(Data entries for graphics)
● ● ● ●

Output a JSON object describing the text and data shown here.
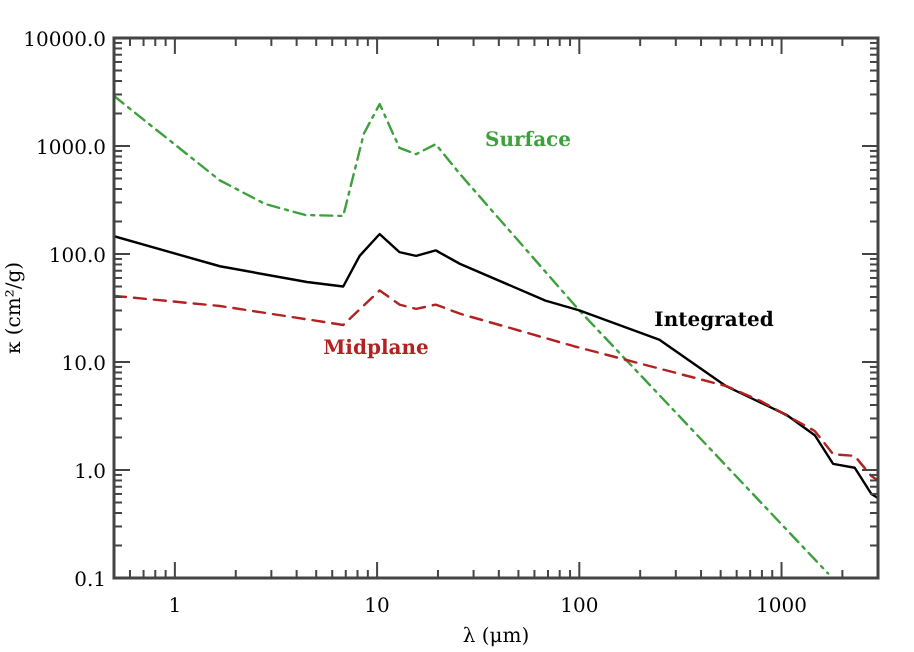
{
  "chart_data": {
    "type": "line",
    "xlabel": "λ (μm)",
    "ylabel": "κ (cm²/g)",
    "log": "xy",
    "xlim": [
      0.5,
      3000
    ],
    "ylim": [
      0.1,
      10000
    ],
    "xticks": [
      {
        "value": 0.6,
        "label": null
      },
      {
        "value": 0.7,
        "label": null
      },
      {
        "value": 0.8,
        "label": null
      },
      {
        "value": 0.9,
        "label": null
      },
      1,
      {
        "value": 2,
        "label": null
      },
      {
        "value": 3,
        "label": null
      },
      {
        "value": 4,
        "label": null
      },
      {
        "value": 5,
        "label": null
      },
      {
        "value": 6,
        "label": null
      },
      {
        "value": 7,
        "label": null
      },
      {
        "value": 8,
        "label": null
      },
      {
        "value": 9,
        "label": null
      },
      10,
      {
        "value": 20,
        "label": null
      },
      {
        "value": 30,
        "label": null
      },
      {
        "value": 40,
        "label": null
      },
      {
        "value": 50,
        "label": null
      },
      {
        "value": 60,
        "label": null
      },
      {
        "value": 70,
        "label": null
      },
      {
        "value": 80,
        "label": null
      },
      {
        "value": 90,
        "label": null
      },
      100,
      {
        "value": 200,
        "label": null
      },
      {
        "value": 300,
        "label": null
      },
      {
        "value": 400,
        "label": null
      },
      {
        "value": 500,
        "label": null
      },
      {
        "value": 600,
        "label": null
      },
      {
        "value": 700,
        "label": null
      },
      {
        "value": 800,
        "label": null
      },
      {
        "value": 900,
        "label": null
      },
      1000,
      {
        "value": 2000,
        "label": null
      }
    ],
    "yticks": [
      {
        "value": 0.1,
        "label": "0.1"
      },
      {
        "value": 0.2,
        "label": null
      },
      {
        "value": 0.3,
        "label": null
      },
      {
        "value": 0.4,
        "label": null
      },
      {
        "value": 0.5,
        "label": null
      },
      {
        "value": 0.6,
        "label": null
      },
      {
        "value": 0.7,
        "label": null
      },
      {
        "value": 0.8,
        "label": null
      },
      {
        "value": 0.9,
        "label": null
      },
      {
        "value": 1,
        "label": "1.0"
      },
      {
        "value": 2,
        "label": null
      },
      {
        "value": 3,
        "label": null
      },
      {
        "value": 4,
        "label": null
      },
      {
        "value": 5,
        "label": null
      },
      {
        "value": 6,
        "label": null
      },
      {
        "value": 7,
        "label": null
      },
      {
        "value": 8,
        "label": null
      },
      {
        "value": 9,
        "label": null
      },
      {
        "value": 10,
        "label": "10.0"
      },
      {
        "value": 20,
        "label": null
      },
      {
        "value": 30,
        "label": null
      },
      {
        "value": 40,
        "label": null
      },
      {
        "value": 50,
        "label": null
      },
      {
        "value": 60,
        "label": null
      },
      {
        "value": 70,
        "label": null
      },
      {
        "value": 80,
        "label": null
      },
      {
        "value": 90,
        "label": null
      },
      {
        "value": 100,
        "label": "100.0"
      },
      {
        "value": 200,
        "label": null
      },
      {
        "value": 300,
        "label": null
      },
      {
        "value": 400,
        "label": null
      },
      {
        "value": 500,
        "label": null
      },
      {
        "value": 600,
        "label": null
      },
      {
        "value": 700,
        "label": null
      },
      {
        "value": 800,
        "label": null
      },
      {
        "value": 900,
        "label": null
      },
      {
        "value": 1000,
        "label": "1000.0"
      },
      {
        "value": 2000,
        "label": null
      },
      {
        "value": 3000,
        "label": null
      },
      {
        "value": 4000,
        "label": null
      },
      {
        "value": 5000,
        "label": null
      },
      {
        "value": 6000,
        "label": null
      },
      {
        "value": 7000,
        "label": null
      },
      {
        "value": 8000,
        "label": null
      },
      {
        "value": 9000,
        "label": null
      },
      {
        "value": 10000,
        "label": "10000.0"
      }
    ],
    "grid": false,
    "marker": "none",
    "series": [
      {
        "name": "Surface",
        "color": "#3ca03c",
        "line_style": "dashdot",
        "x": [
          0.5,
          1.67,
          2.8,
          4.4,
          6.8,
          8.6,
          10.3,
          12.9,
          15.6,
          19.5,
          25.7,
          100,
          1700
        ],
        "values": [
          2900,
          480,
          290,
          230,
          225,
          1300,
          2450,
          960,
          840,
          1040,
          550,
          30,
          0.11
        ]
      },
      {
        "name": "Integrated",
        "color": "#000000",
        "line_style": "solid",
        "x": [
          0.5,
          1.67,
          4.5,
          6.8,
          8.2,
          10.3,
          12.9,
          15.6,
          19.5,
          25.7,
          68,
          100,
          250,
          530,
          1070,
          1460,
          1800,
          2300,
          2780,
          3000
        ],
        "values": [
          146,
          77,
          55,
          50,
          96,
          153,
          104,
          96,
          108,
          81,
          37,
          30,
          16,
          6,
          3.2,
          2.1,
          1.14,
          1.05,
          0.6,
          0.55
        ]
      },
      {
        "name": "Midplane",
        "color": "#b22222",
        "line_style": "dashed",
        "x": [
          0.5,
          1.67,
          4.4,
          6.8,
          10.3,
          12.9,
          15.6,
          19.5,
          25.7,
          94,
          530,
          780,
          1460,
          1800,
          2300,
          2780,
          3000
        ],
        "values": [
          41,
          33,
          25,
          22,
          46,
          34,
          31,
          34,
          28,
          14,
          6,
          4.4,
          2.3,
          1.4,
          1.35,
          0.88,
          0.8
        ]
      }
    ]
  }
}
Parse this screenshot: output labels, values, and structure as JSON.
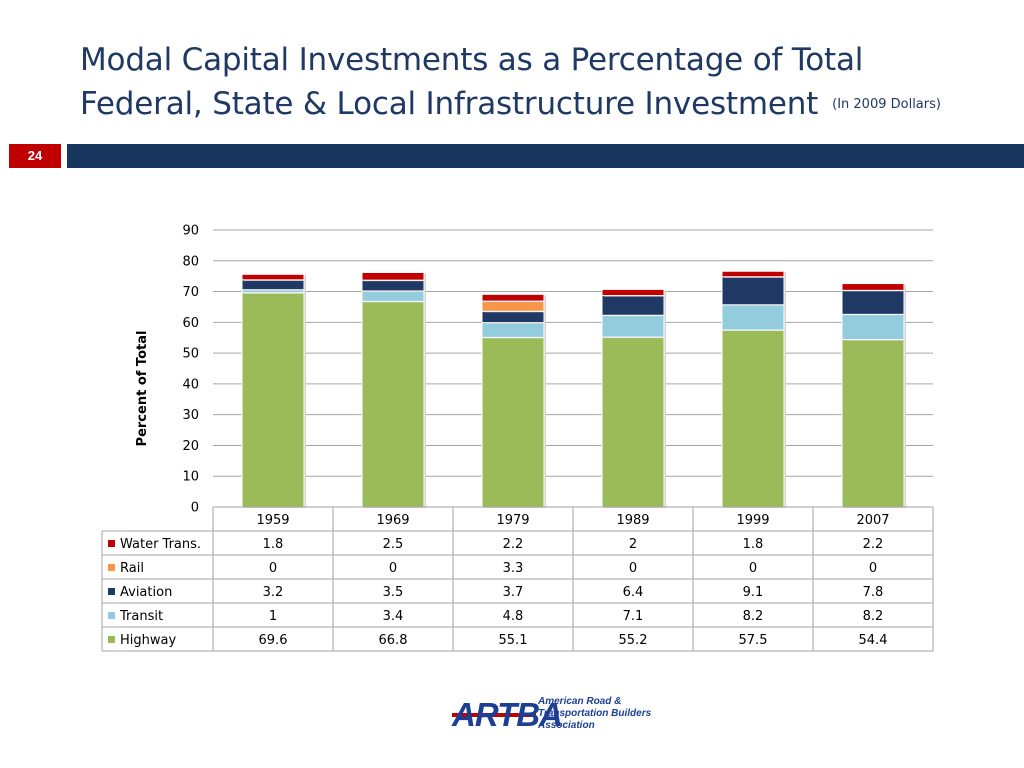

● ● ● ●

WRITTEN EXERCISE: Go through the listing above and write it all out exactly, leaving out any picture.

CORRECT RESPONSE:
Output a JSON object describing the text and data shown here.
{
  "chart_data": {
    "type": "line",
    "xlabel": "λ (μm)",
    "ylabel": "κ (cm²/g)",
    "log": "xy",
    "xlim": [
      0.5,
      3000
    ],
    "ylim": [
      0.1,
      10000
    ],
    "xticks": [
      {
        "value": 0.6,
        "label": null
      },
      {
        "value": 0.7,
        "label": null
      },
      {
        "value": 0.8,
        "label": null
      },
      {
        "value": 0.9,
        "label": null
      },
      1,
      {
        "value": 2,
        "label": null
      },
      {
        "value": 3,
        "label": null
      },
      {
        "value": 4,
        "label": null
      },
      {
        "value": 5,
        "label": null
      },
      {
        "value": 6,
        "label": null
      },
      {
        "value": 7,
        "label": null
      },
      {
        "value": 8,
        "label": null
      },
      {
        "value": 9,
        "label": null
      },
      10,
      {
        "value": 20,
        "label": null
      },
      {
        "value": 30,
        "label": null
      },
      {
        "value": 40,
        "label": null
      },
      {
        "value": 50,
        "label": null
      },
      {
        "value": 60,
        "label": null
      },
      {
        "value": 70,
        "label": null
      },
      {
        "value": 80,
        "label": null
      },
      {
        "value": 90,
        "label": null
      },
      100,
      {
        "value": 200,
        "label": null
      },
      {
        "value": 300,
        "label": null
      },
      {
        "value": 400,
        "label": null
      },
      {
        "value": 500,
        "label": null
      },
      {
        "value": 600,
        "label": null
      },
      {
        "value": 700,
        "label": null
      },
      {
        "value": 800,
        "label": null
      },
      {
        "value": 900,
        "label": null
      },
      1000,
      {
        "value": 2000,
        "label": null
      }
    ],
    "yticks": [
      {
        "value": 0.1,
        "label": "0.1"
      },
      {
        "value": 0.2,
        "label": null
      },
      {
        "value": 0.3,
        "label": null
      },
      {
        "value": 0.4,
        "label": null
      },
      {
        "value": 0.5,
        "label": null
      },
      {
        "value": 0.6,
        "label": null
      },
      {
        "value": 0.7,
        "label": null
      },
      {
        "value": 0.8,
        "label": null
      },
      {
        "value": 0.9,
        "label": null
      },
      {
        "value": 1,
        "label": "1.0"
      },
      {
        "value": 2,
        "label": null
      },
      {
        "value": 3,
        "label": null
      },
      {
        "value": 4,
        "label": null
      },
      {
        "value": 5,
        "label": null
      },
      {
        "value": 6,
        "label": null
      },
      {
        "value": 7,
        "label": null
      },
      {
        "value": 8,
        "label": null
      },
      {
        "value": 9,
        "label": null
      },
      {
        "value": 10,
        "label": "10.0"
      },
      {
        "value": 20,
        "label": null
      },
      {
        "value": 30,
        "label": null
      },
      {
        "value": 40,
        "label": null
      },
      {
        "value": 50,
        "label": null
      },
      {
        "value": 60,
        "label": null
      },
      {
        "value": 70,
        "label": null
      },
      {
        "value": 80,
        "label": null
      },
      {
        "value": 90,
        "label": null
      },
      {
        "value": 100,
        "label": "100.0"
      },
      {
        "value": 200,
        "label": null
      },
      {
        "value": 300,
        "label": null
      },
      {
        "value": 400,
        "label": null
      },
      {
        "value": 500,
        "label": null
      },
      {
        "value": 600,
        "label": null
      },
      {
        "value": 700,
        "label": null
      },
      {
        "value": 800,
        "label": null
      },
      {
        "value": 900,
        "label": null
      },
      {
        "value": 1000,
        "label": "1000.0"
      },
      {
        "value": 2000,
        "label": null
      },
      {
        "value": 3000,
        "label": null
      },
      {
        "value": 4000,
        "label": null
      },
      {
        "value": 5000,
        "label": null
      },
      {
        "value": 6000,
        "label": null
      },
      {
        "value": 7000,
        "label": null
      },
      {
        "value": 8000,
        "label": null
      },
      {
        "value": 9000,
        "label": null
      },
      {
        "value": 10000,
        "label": "10000.0"
      }
    ],
    "grid": false,
    "marker": "none",
    "series": [
      {
        "name": "Surface",
        "color": "#3ca03c",
        "line_style": "dashdot",
        "x": [
          0.5,
          1.67,
          2.8,
          4.4,
          6.8,
          8.6,
          10.3,
          12.9,
          15.6,
          19.5,
          25.7,
          100,
          1700
        ],
        "values": [
          2900,
          480,
          290,
          230,
          225,
          1300,
          2450,
          960,
          840,
          1040,
          550,
          30,
          0.11
        ]
      },
      {
        "name": "Integrated",
        "color": "#000000",
        "line_style": "solid",
        "x": [
          0.5,
          1.67,
          4.5,
          6.8,
          8.2,
          10.3,
          12.9,
          15.6,
          19.5,
          25.7,
          68,
          100,
          250,
          530,
          1070,
          1460,
          1800,
          2300,
          2780,
          3000
        ],
        "values": [
          146,
          77,
          55,
          50,
          96,
          153,
          104,
          96,
          108,
          81,
          37,
          30,
          16,
          6,
          3.2,
          2.1,
          1.14,
          1.05,
          0.6,
          0.55
        ]
      },
      {
        "name": "Midplane",
        "color": "#b22222",
        "line_style": "dashed",
        "x": [
          0.5,
          1.67,
          4.4,
          6.8,
          10.3,
          12.9,
          15.6,
          19.5,
          25.7,
          94,
          530,
          780,
          1460,
          1800,
          2300,
          2780,
          3000
        ],
        "values": [
          41,
          33,
          25,
          22,
          46,
          34,
          31,
          34,
          28,
          14,
          6,
          4.4,
          2.3,
          1.4,
          1.35,
          0.88,
          0.8
        ]
      }
    ]
  }
}
Parse this screenshot: output labels, values, and structure as JSON.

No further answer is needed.